═════ DATA PROVIDED ═════

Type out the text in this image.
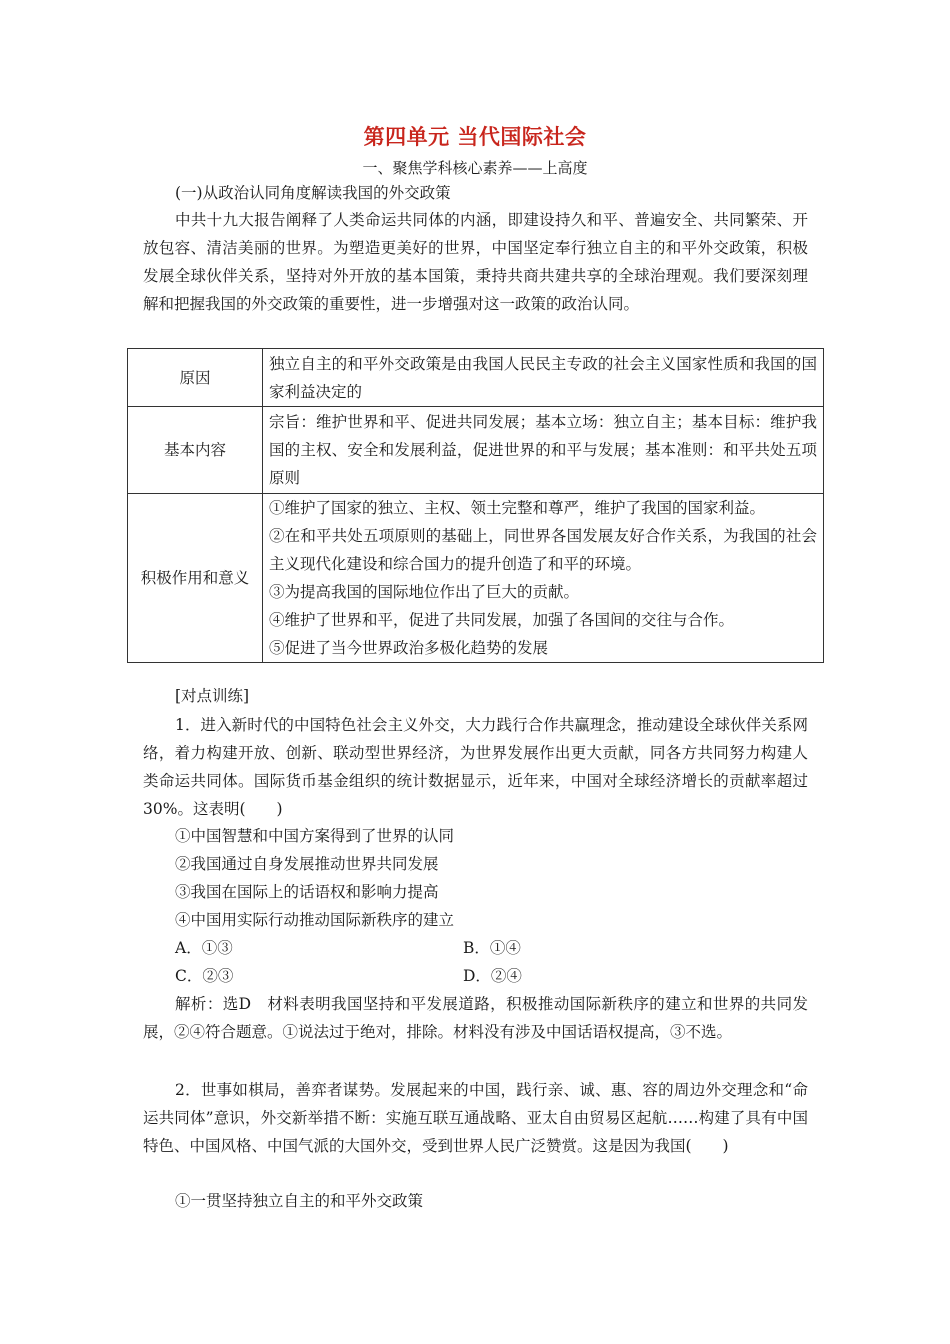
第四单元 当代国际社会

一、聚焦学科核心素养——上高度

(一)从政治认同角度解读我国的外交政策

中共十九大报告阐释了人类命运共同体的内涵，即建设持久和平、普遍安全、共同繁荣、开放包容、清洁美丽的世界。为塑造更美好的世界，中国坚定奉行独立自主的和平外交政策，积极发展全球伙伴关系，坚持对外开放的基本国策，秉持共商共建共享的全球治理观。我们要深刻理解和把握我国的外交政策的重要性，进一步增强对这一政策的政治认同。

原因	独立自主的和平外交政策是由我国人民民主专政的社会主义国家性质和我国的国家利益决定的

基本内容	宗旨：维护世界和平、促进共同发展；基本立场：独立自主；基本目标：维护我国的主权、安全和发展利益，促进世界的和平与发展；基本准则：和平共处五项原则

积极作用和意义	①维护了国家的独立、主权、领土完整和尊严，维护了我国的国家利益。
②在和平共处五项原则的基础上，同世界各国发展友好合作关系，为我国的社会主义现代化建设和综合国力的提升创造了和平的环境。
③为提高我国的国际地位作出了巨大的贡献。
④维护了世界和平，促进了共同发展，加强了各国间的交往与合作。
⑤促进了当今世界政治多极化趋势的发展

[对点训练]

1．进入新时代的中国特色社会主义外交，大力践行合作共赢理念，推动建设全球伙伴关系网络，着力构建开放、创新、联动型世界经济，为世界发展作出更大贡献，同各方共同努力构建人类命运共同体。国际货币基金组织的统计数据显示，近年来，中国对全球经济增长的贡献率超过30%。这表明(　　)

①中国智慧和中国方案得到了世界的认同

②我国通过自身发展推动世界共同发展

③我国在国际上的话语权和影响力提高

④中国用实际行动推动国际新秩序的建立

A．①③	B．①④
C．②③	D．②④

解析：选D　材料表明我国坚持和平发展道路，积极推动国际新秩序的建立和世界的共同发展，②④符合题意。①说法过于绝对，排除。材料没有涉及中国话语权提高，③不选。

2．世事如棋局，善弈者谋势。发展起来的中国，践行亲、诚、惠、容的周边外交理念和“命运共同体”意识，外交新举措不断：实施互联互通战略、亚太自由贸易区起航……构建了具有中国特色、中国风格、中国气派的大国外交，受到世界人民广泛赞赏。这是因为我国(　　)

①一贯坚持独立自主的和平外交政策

═════
═════ DATA PROVIDED ═════

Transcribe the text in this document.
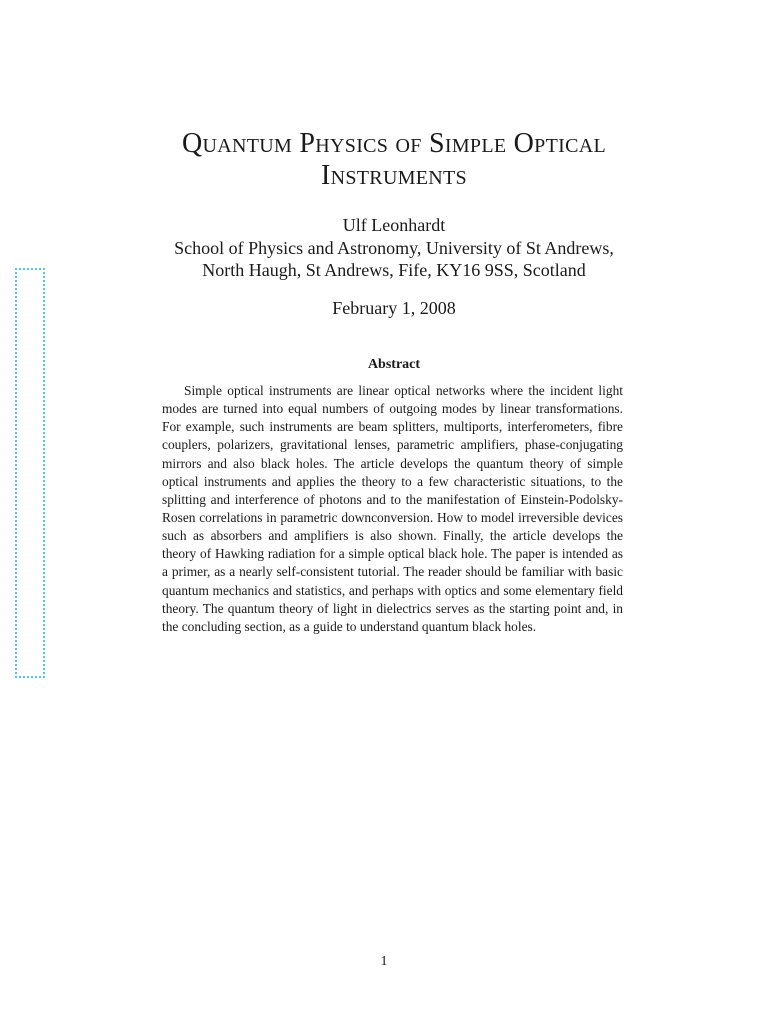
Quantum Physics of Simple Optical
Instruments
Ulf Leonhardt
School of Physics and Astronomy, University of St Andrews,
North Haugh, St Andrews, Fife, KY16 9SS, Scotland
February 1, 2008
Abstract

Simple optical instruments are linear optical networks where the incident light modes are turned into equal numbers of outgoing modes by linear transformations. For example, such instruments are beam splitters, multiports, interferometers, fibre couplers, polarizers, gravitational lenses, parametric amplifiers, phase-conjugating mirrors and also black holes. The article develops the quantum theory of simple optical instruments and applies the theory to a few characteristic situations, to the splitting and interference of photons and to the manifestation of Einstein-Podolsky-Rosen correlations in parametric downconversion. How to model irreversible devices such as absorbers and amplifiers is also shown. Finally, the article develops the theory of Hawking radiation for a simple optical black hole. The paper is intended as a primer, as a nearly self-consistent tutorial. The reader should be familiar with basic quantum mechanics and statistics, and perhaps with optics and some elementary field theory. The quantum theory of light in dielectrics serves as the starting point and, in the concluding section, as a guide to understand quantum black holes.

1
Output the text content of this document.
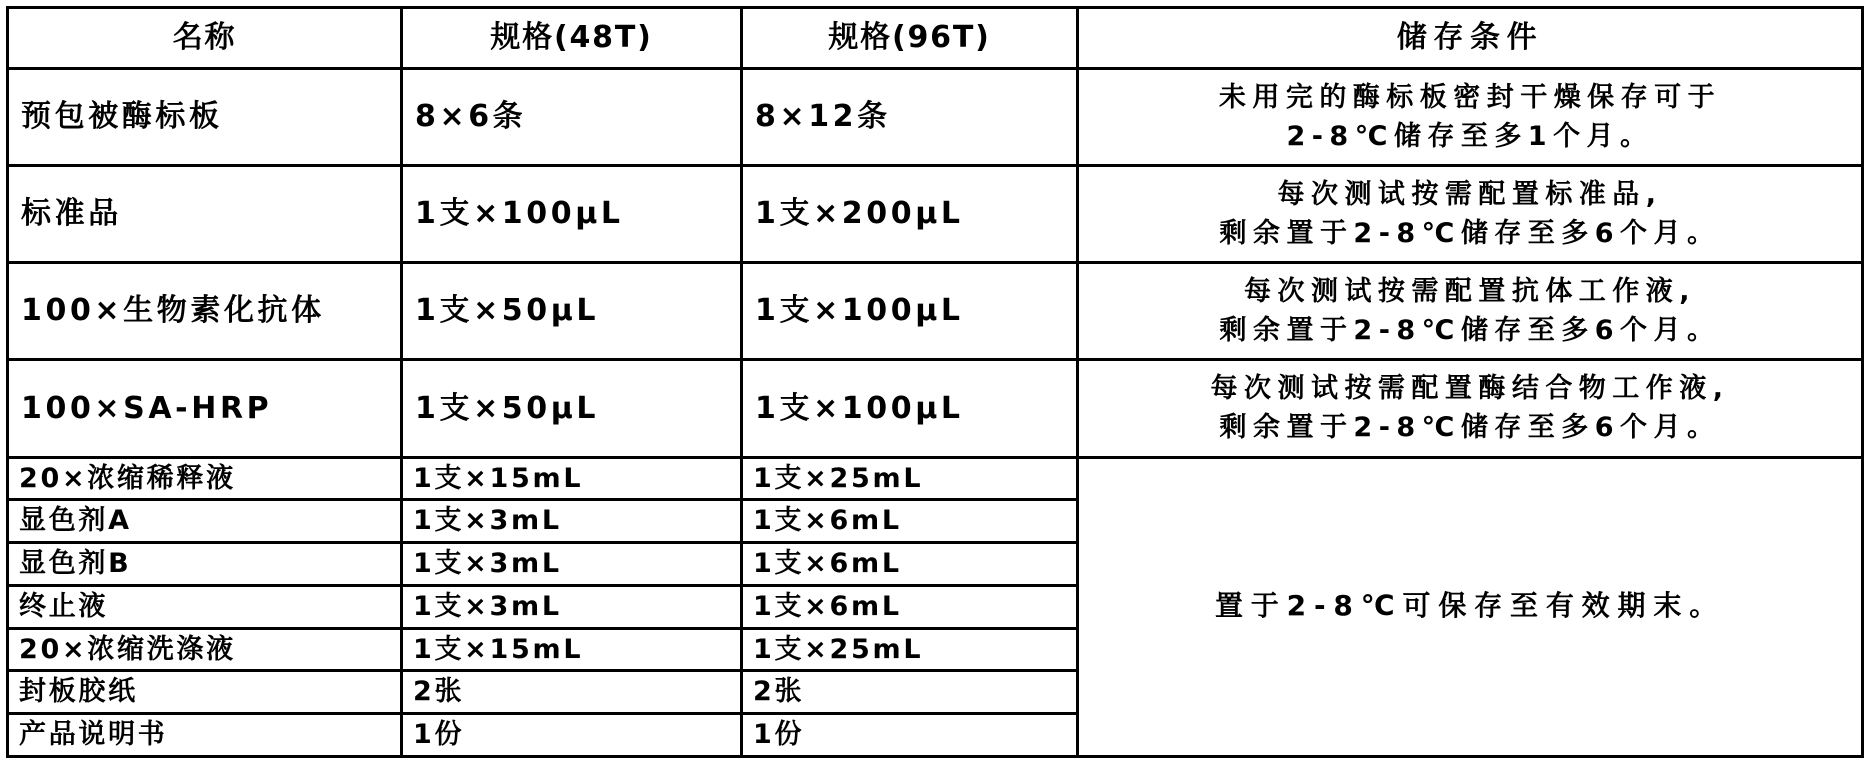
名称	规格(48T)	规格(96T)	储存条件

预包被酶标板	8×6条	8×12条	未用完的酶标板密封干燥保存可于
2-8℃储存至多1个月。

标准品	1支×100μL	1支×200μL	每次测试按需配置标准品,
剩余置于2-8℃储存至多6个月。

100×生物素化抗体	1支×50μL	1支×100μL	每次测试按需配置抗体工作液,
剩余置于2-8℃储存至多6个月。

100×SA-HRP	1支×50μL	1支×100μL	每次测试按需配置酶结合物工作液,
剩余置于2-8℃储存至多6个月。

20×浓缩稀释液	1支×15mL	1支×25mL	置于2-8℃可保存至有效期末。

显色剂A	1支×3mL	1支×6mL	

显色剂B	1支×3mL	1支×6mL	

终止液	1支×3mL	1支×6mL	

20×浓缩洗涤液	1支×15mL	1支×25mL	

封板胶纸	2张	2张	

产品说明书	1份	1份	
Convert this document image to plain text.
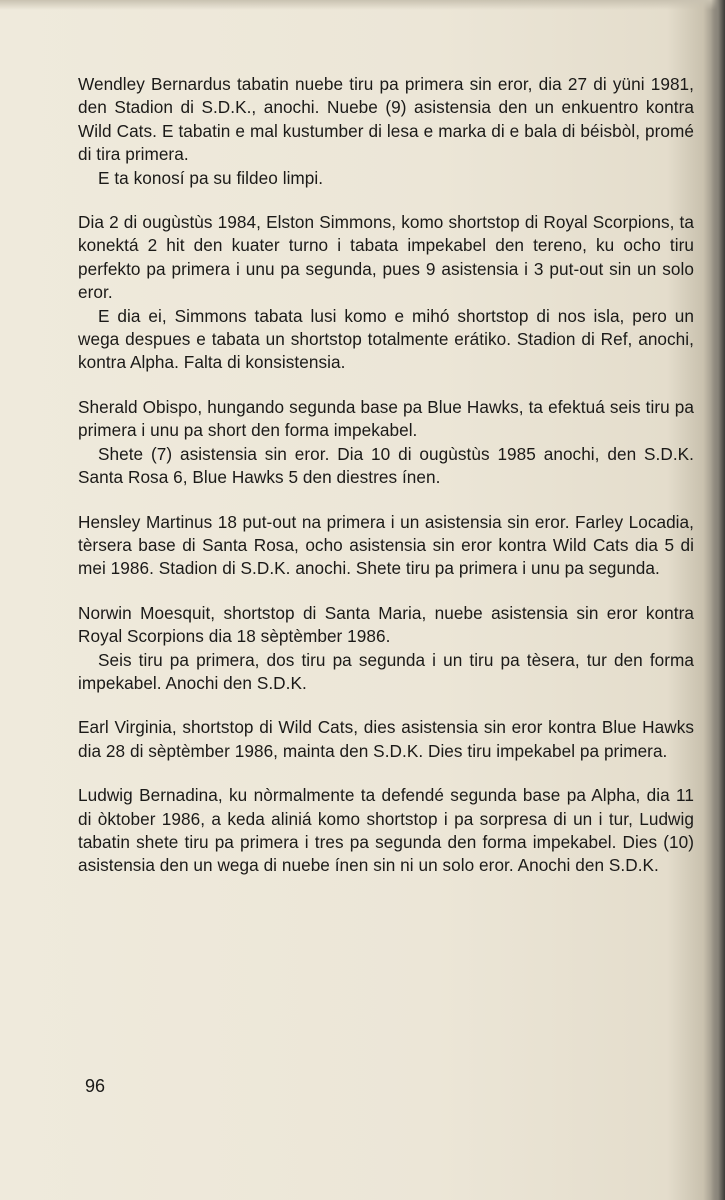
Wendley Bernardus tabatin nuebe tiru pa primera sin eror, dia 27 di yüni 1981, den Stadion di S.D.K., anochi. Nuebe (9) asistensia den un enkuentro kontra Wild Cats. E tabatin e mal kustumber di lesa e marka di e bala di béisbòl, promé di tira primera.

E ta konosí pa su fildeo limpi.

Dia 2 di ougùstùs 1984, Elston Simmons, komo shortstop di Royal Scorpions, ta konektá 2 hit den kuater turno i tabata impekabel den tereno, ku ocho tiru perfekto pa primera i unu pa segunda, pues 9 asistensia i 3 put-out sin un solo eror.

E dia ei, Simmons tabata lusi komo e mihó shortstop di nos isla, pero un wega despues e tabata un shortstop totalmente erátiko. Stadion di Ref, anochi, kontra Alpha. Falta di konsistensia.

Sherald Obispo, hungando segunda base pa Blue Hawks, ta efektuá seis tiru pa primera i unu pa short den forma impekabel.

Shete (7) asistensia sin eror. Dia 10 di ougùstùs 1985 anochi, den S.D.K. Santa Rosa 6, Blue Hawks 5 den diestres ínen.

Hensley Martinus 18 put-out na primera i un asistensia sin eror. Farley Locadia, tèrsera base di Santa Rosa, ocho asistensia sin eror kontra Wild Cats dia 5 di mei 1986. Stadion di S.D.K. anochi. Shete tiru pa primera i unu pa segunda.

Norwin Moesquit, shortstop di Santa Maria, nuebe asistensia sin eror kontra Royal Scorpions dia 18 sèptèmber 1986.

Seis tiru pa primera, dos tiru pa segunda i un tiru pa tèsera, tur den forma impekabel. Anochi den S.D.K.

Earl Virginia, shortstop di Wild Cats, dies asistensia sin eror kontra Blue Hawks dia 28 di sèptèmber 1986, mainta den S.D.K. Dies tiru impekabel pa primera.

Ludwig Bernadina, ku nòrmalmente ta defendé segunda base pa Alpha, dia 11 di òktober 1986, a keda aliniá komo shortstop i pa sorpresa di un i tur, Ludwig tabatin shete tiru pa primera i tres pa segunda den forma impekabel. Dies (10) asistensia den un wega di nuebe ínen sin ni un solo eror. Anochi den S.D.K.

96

═════

TASK:
State only the number of lines in these entries that contain "Blue".

THE RESULT:
3